▶ WHAT IS REQUIRED
Write out all the lines again, precisely as they stand, but without the images.
......
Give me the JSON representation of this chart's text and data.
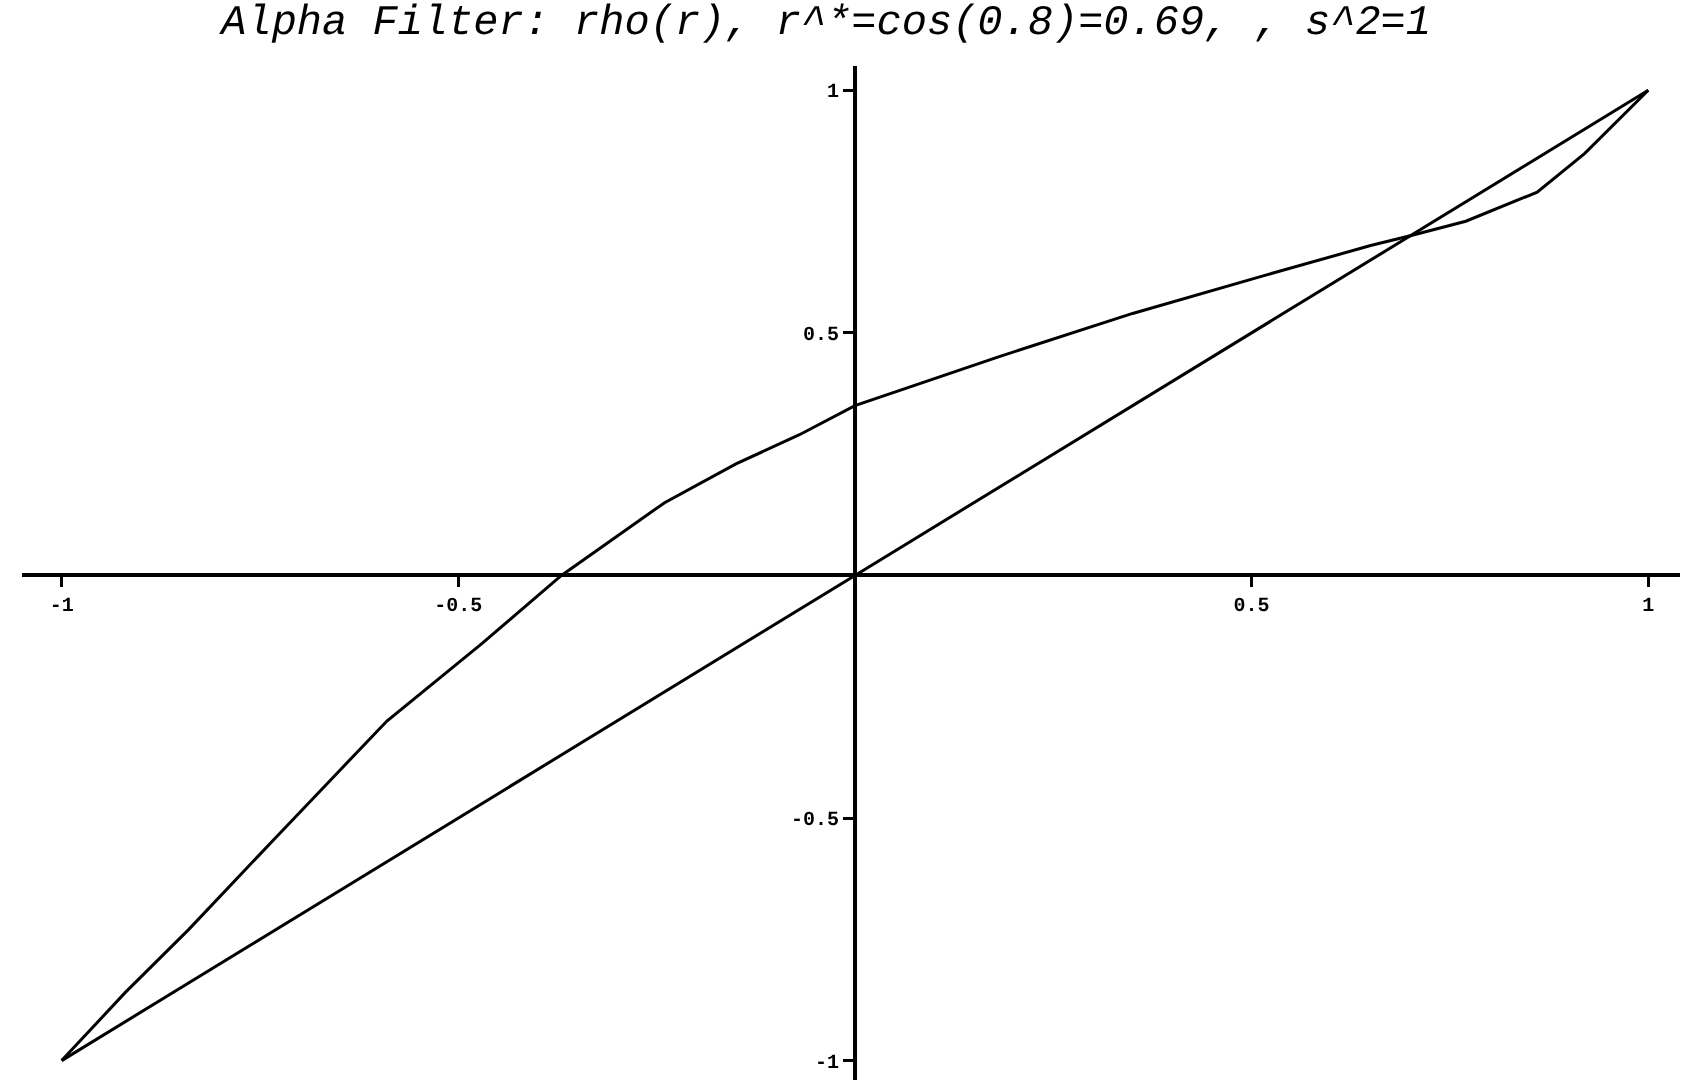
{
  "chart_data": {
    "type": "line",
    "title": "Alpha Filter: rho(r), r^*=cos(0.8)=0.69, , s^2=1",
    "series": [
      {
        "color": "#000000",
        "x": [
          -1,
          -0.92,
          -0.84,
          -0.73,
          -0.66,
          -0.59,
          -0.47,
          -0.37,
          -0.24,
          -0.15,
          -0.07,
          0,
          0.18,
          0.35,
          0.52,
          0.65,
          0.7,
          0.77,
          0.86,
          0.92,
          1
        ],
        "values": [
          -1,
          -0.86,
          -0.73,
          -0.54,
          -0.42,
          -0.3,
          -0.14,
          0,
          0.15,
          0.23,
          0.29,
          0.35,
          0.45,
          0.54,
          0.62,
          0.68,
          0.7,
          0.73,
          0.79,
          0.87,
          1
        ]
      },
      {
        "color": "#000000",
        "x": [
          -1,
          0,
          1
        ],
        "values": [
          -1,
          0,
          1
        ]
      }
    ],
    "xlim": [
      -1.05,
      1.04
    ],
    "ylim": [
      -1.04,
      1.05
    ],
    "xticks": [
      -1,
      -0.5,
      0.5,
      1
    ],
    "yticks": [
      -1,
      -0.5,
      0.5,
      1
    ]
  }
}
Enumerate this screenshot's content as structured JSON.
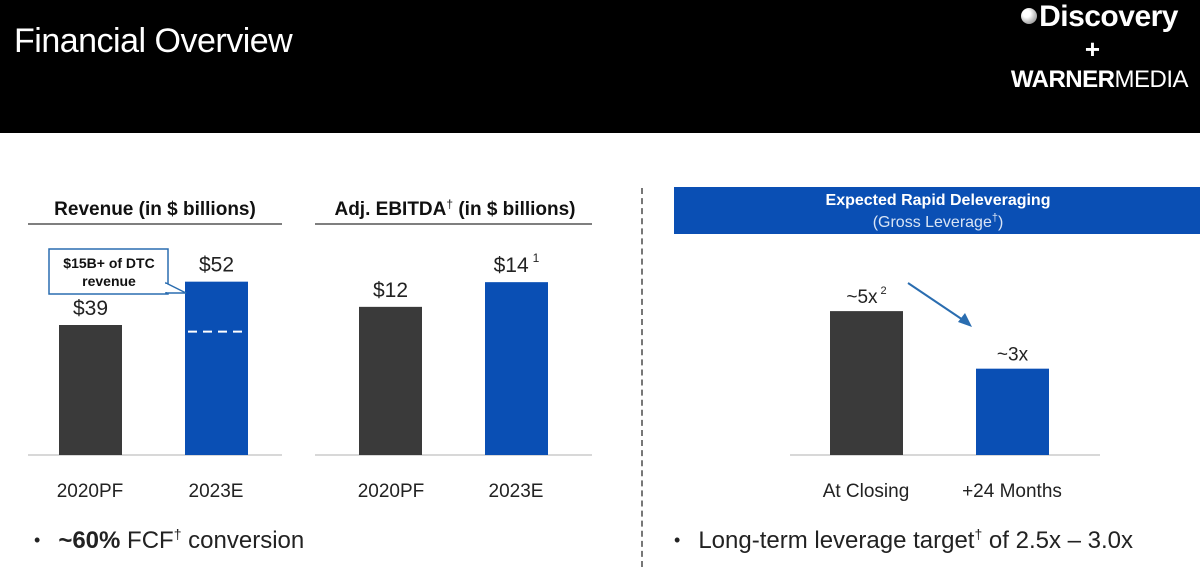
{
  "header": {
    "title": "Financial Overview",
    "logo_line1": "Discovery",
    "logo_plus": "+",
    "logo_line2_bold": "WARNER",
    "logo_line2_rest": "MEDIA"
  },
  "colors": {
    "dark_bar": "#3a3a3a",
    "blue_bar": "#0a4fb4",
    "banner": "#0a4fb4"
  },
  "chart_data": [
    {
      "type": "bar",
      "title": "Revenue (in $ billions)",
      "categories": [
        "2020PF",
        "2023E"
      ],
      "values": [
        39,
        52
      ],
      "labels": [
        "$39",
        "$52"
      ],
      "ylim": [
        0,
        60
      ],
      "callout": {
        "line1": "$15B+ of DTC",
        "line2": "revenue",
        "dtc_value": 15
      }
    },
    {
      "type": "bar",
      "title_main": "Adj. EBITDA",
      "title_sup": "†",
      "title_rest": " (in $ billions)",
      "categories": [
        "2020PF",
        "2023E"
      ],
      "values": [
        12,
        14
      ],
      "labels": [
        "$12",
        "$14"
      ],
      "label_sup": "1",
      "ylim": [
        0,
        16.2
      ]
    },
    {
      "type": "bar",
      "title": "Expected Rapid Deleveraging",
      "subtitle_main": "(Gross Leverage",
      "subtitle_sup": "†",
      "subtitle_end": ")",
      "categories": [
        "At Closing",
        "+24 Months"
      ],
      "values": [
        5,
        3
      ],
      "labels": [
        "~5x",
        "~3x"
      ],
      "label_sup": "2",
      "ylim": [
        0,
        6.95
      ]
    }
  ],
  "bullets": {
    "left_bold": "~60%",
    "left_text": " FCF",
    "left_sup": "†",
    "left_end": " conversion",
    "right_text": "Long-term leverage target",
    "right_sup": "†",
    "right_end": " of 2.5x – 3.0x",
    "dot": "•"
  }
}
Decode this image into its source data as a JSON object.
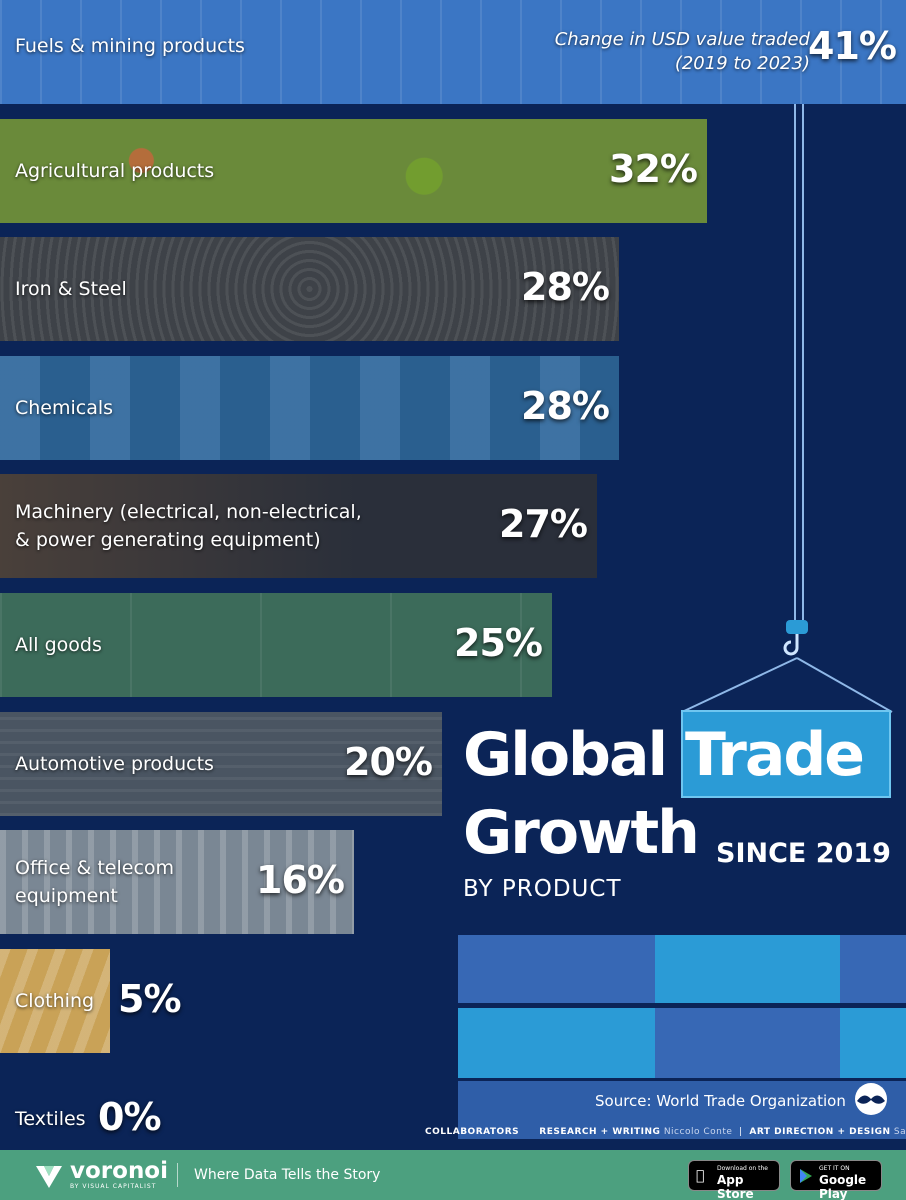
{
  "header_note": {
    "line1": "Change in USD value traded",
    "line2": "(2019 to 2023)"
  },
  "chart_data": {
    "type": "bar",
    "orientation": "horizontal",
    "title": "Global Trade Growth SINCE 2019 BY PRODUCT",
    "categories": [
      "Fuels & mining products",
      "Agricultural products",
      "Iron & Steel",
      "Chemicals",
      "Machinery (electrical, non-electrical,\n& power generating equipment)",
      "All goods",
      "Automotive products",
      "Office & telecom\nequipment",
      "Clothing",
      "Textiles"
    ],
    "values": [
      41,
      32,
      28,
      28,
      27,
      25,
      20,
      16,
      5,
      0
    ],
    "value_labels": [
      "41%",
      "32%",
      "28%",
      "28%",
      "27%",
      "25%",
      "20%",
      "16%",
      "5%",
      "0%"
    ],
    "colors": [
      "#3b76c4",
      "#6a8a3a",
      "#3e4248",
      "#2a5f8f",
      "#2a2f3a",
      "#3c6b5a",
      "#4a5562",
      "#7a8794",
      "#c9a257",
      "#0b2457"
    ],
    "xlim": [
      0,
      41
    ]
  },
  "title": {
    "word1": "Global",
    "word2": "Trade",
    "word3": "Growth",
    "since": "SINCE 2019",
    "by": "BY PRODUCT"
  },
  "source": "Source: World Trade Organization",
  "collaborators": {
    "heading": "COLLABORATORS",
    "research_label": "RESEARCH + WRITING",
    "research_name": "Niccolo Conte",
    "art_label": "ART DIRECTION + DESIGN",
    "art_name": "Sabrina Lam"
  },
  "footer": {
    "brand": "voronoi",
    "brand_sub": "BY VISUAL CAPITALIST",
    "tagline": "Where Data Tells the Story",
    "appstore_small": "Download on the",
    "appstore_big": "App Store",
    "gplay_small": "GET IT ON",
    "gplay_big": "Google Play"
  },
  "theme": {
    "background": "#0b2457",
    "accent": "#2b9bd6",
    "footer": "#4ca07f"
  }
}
......
▶ FINISHED EXERCISE
Give me the JSON representation of this chart's text and data.
{
  "chart_data": {
    "type": "line",
    "title": "Alpha Filter: rho(r), r^*=cos(0.8)=0.69, , s^2=1",
    "series": [
      {
        "color": "#000000",
        "x": [
          -1,
          -0.92,
          -0.84,
          -0.73,
          -0.66,
          -0.59,
          -0.47,
          -0.37,
          -0.24,
          -0.15,
          -0.07,
          0,
          0.18,
          0.35,
          0.52,
          0.65,
          0.7,
          0.77,
          0.86,
          0.92,
          1
        ],
        "values": [
          -1,
          -0.86,
          -0.73,
          -0.54,
          -0.42,
          -0.3,
          -0.14,
          0,
          0.15,
          0.23,
          0.29,
          0.35,
          0.45,
          0.54,
          0.62,
          0.68,
          0.7,
          0.73,
          0.79,
          0.87,
          1
        ]
      },
      {
        "color": "#000000",
        "x": [
          -1,
          0,
          1
        ],
        "values": [
          -1,
          0,
          1
        ]
      }
    ],
    "xlim": [
      -1.05,
      1.04
    ],
    "ylim": [
      -1.04,
      1.05
    ],
    "xticks": [
      -1,
      -0.5,
      0.5,
      1
    ],
    "yticks": [
      -1,
      -0.5,
      0.5,
      1
    ]
  }
}
Enumerate this screenshot's content as structured JSON.
{
  "header": {
    "title": "Financial Overview",
    "logo_line1": "Discovery",
    "logo_plus": "+",
    "logo_line2_bold": "WARNER",
    "logo_line2_rest": "MEDIA"
  },
  "colors": {
    "dark_bar": "#3a3a3a",
    "blue_bar": "#0a4fb4",
    "banner": "#0a4fb4"
  },
  "chart_data": [
    {
      "type": "bar",
      "title": "Revenue (in $ billions)",
      "categories": [
        "2020PF",
        "2023E"
      ],
      "values": [
        39,
        52
      ],
      "labels": [
        "$39",
        "$52"
      ],
      "ylim": [
        0,
        60
      ],
      "callout": {
        "line1": "$15B+ of DTC",
        "line2": "revenue",
        "dtc_value": 15
      }
    },
    {
      "type": "bar",
      "title_main": "Adj. EBITDA",
      "title_sup": "†",
      "title_rest": " (in $ billions)",
      "categories": [
        "2020PF",
        "2023E"
      ],
      "values": [
        12,
        14
      ],
      "labels": [
        "$12",
        "$14"
      ],
      "label_sup": "1",
      "ylim": [
        0,
        16.2
      ]
    },
    {
      "type": "bar",
      "title": "Expected Rapid Deleveraging",
      "subtitle_main": "(Gross Leverage",
      "subtitle_sup": "†",
      "subtitle_end": ")",
      "categories": [
        "At Closing",
        "+24 Months"
      ],
      "values": [
        5,
        3
      ],
      "labels": [
        "~5x",
        "~3x"
      ],
      "label_sup": "2",
      "ylim": [
        0,
        6.95
      ]
    }
  ],
  "bullets": {
    "left_bold": "~60%",
    "left_text": " FCF",
    "left_sup": "†",
    "left_end": " conversion",
    "right_text": "Long-term leverage target",
    "right_sup": "†",
    "right_end": " of 2.5x – 3.0x",
    "dot": "•"
  }
}
Decode this image into its source data as a JSON object.
{
  "header_note": {
    "line1": "Change in USD value traded",
    "line2": "(2019 to 2023)"
  },
  "chart_data": {
    "type": "bar",
    "orientation": "horizontal",
    "title": "Global Trade Growth SINCE 2019 BY PRODUCT",
    "categories": [
      "Fuels & mining products",
      "Agricultural products",
      "Iron & Steel",
      "Chemicals",
      "Machinery (electrical, non-electrical,\n& power generating equipment)",
      "All goods",
      "Automotive products",
      "Office & telecom\nequipment",
      "Clothing",
      "Textiles"
    ],
    "values": [
      41,
      32,
      28,
      28,
      27,
      25,
      20,
      16,
      5,
      0
    ],
    "value_labels": [
      "41%",
      "32%",
      "28%",
      "28%",
      "27%",
      "25%",
      "20%",
      "16%",
      "5%",
      "0%"
    ],
    "colors": [
      "#3b76c4",
      "#6a8a3a",
      "#3e4248",
      "#2a5f8f",
      "#2a2f3a",
      "#3c6b5a",
      "#4a5562",
      "#7a8794",
      "#c9a257",
      "#0b2457"
    ],
    "xlim": [
      0,
      41
    ]
  },
  "title": {
    "word1": "Global",
    "word2": "Trade",
    "word3": "Growth",
    "since": "SINCE 2019",
    "by": "BY PRODUCT"
  },
  "source": "Source: World Trade Organization",
  "collaborators": {
    "heading": "COLLABORATORS",
    "research_label": "RESEARCH + WRITING",
    "research_name": "Niccolo Conte",
    "art_label": "ART DIRECTION + DESIGN",
    "art_name": "Sabrina Lam"
  },
  "footer": {
    "brand": "voronoi",
    "brand_sub": "BY VISUAL CAPITALIST",
    "tagline": "Where Data Tells the Story",
    "appstore_small": "Download on the",
    "appstore_big": "App Store",
    "gplay_small": "GET IT ON",
    "gplay_big": "Google Play"
  },
  "theme": {
    "background": "#0b2457",
    "accent": "#2b9bd6",
    "footer": "#4ca07f"
  }
}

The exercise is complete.